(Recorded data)
_ _ _ _
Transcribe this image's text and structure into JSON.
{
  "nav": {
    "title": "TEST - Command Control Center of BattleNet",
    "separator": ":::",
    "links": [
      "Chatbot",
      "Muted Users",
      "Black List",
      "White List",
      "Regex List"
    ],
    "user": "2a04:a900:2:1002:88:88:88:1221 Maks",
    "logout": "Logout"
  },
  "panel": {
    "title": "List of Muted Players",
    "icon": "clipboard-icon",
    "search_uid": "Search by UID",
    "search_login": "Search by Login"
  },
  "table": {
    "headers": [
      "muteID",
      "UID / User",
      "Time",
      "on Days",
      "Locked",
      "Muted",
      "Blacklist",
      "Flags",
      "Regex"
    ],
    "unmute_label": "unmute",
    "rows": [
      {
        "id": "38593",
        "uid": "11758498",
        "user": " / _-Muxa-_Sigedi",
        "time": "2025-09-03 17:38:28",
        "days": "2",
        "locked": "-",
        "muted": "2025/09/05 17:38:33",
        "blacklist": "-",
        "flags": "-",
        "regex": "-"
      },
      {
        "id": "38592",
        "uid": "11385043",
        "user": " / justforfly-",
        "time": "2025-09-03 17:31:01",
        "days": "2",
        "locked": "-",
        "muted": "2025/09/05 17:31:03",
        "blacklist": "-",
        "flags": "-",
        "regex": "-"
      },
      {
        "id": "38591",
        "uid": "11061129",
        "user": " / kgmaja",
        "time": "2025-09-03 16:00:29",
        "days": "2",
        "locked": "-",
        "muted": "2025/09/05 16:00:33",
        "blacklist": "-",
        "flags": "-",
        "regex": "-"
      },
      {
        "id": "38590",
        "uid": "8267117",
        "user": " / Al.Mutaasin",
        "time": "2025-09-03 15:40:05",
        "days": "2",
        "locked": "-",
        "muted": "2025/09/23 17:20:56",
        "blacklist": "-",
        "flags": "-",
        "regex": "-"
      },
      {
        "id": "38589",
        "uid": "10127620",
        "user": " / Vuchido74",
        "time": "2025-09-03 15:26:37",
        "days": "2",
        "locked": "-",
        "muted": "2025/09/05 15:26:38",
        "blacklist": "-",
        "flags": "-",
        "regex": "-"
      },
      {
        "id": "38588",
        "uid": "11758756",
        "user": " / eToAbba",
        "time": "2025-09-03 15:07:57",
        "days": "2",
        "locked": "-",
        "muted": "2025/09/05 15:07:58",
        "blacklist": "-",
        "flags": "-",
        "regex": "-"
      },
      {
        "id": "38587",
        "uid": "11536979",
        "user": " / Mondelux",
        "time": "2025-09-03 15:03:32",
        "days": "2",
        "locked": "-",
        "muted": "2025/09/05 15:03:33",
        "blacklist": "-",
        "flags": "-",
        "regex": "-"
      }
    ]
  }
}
_ _ _ _
TASK TO CARRY OUT ▸ Restate all of the entries above precisely.

THE COMPLETED TASK ▸
Transcribe this image's text and structure into JSON.
{
  "nav": {
    "title": "TEST - Command Control Center of BattleNet",
    "separator": ":::",
    "links": [
      "Chatbot",
      "Muted Users",
      "Black List",
      "White List",
      "Regex List"
    ],
    "user": "2a04:a900:2:1002:88:88:88:1221 Maks",
    "logout": "Logout"
  },
  "panel": {
    "title": "List of Muted Players",
    "icon": "clipboard-icon",
    "search_uid": "Search by UID",
    "search_login": "Search by Login"
  },
  "table": {
    "headers": [
      "muteID",
      "UID / User",
      "Time",
      "on Days",
      "Locked",
      "Muted",
      "Blacklist",
      "Flags",
      "Regex"
    ],
    "unmute_label": "unmute",
    "rows": [
      {
        "id": "38593",
        "uid": "11758498",
        "user": " / _-Muxa-_Sigedi",
        "time": "2025-09-03 17:38:28",
        "days": "2",
        "locked": "-",
        "muted": "2025/09/05 17:38:33",
        "blacklist": "-",
        "flags": "-",
        "regex": "-"
      },
      {
        "id": "38592",
        "uid": "11385043",
        "user": " / justforfly-",
        "time": "2025-09-03 17:31:01",
        "days": "2",
        "locked": "-",
        "muted": "2025/09/05 17:31:03",
        "blacklist": "-",
        "flags": "-",
        "regex": "-"
      },
      {
        "id": "38591",
        "uid": "11061129",
        "user": " / kgmaja",
        "time": "2025-09-03 16:00:29",
        "days": "2",
        "locked": "-",
        "muted": "2025/09/05 16:00:33",
        "blacklist": "-",
        "flags": "-",
        "regex": "-"
      },
      {
        "id": "38590",
        "uid": "8267117",
        "user": " / Al.Mutaasin",
        "time": "2025-09-03 15:40:05",
        "days": "2",
        "locked": "-",
        "muted": "2025/09/23 17:20:56",
        "blacklist": "-",
        "flags": "-",
        "regex": "-"
      },
      {
        "id": "38589",
        "uid": "10127620",
        "user": " / Vuchido74",
        "time": "2025-09-03 15:26:37",
        "days": "2",
        "locked": "-",
        "muted": "2025/09/05 15:26:38",
        "blacklist": "-",
        "flags": "-",
        "regex": "-"
      },
      {
        "id": "38588",
        "uid": "11758756",
        "user": " / eToAbba",
        "time": "2025-09-03 15:07:57",
        "days": "2",
        "locked": "-",
        "muted": "2025/09/05 15:07:58",
        "blacklist": "-",
        "flags": "-",
        "regex": "-"
      },
      {
        "id": "38587",
        "uid": "11536979",
        "user": " / Mondelux",
        "time": "2025-09-03 15:03:32",
        "days": "2",
        "locked": "-",
        "muted": "2025/09/05 15:03:33",
        "blacklist": "-",
        "flags": "-",
        "regex": "-"
      }
    ]
  }
}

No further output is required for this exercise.